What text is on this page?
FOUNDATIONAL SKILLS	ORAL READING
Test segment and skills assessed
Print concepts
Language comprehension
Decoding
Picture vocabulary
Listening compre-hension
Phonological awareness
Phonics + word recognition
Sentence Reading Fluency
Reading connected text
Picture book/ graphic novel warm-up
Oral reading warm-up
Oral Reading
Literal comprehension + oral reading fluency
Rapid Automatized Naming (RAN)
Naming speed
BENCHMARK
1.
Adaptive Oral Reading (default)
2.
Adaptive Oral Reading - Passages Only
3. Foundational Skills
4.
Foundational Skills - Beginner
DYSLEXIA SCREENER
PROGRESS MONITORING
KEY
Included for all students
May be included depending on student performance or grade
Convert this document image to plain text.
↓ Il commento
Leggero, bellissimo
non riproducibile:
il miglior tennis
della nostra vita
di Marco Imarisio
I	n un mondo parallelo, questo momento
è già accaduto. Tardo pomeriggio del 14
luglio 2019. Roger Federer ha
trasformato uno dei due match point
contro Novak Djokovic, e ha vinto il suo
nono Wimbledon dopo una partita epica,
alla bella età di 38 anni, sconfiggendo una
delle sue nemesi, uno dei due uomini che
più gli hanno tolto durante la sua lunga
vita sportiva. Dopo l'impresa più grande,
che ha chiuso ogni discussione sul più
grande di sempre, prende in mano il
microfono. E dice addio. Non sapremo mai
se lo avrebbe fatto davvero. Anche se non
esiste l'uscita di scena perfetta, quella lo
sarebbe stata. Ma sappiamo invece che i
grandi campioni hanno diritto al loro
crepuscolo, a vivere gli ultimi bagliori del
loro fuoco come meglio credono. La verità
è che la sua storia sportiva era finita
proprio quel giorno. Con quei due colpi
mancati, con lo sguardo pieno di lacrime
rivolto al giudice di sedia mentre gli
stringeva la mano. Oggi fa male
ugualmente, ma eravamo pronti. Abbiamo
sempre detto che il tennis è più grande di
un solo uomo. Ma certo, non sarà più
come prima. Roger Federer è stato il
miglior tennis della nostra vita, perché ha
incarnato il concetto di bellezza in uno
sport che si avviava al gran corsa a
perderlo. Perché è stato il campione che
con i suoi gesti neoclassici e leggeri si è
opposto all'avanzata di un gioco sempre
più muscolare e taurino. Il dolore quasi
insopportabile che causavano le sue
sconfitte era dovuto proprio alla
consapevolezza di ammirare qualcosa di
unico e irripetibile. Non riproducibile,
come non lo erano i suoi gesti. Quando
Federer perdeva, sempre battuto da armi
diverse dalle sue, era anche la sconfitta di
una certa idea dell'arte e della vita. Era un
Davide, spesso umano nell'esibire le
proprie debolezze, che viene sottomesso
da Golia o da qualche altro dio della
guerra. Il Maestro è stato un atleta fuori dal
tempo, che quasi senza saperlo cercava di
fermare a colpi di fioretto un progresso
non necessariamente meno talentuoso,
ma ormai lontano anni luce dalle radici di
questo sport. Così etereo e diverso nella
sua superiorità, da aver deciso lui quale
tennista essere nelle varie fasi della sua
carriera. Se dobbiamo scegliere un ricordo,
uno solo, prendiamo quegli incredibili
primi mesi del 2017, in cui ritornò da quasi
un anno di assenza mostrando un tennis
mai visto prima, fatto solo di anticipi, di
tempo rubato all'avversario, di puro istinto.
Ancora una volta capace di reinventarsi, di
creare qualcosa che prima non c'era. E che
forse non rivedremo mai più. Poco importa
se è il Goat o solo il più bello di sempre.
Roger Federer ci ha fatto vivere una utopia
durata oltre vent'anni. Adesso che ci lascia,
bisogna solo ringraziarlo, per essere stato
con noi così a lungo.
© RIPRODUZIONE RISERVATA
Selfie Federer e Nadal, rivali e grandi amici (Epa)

____________________

Exercise details: Among the entries above, identify all lines with "loro" and copy them.

Solved problem:
grandi campioni hanno diritto al loro
loro fuoco come meglio credono. La verità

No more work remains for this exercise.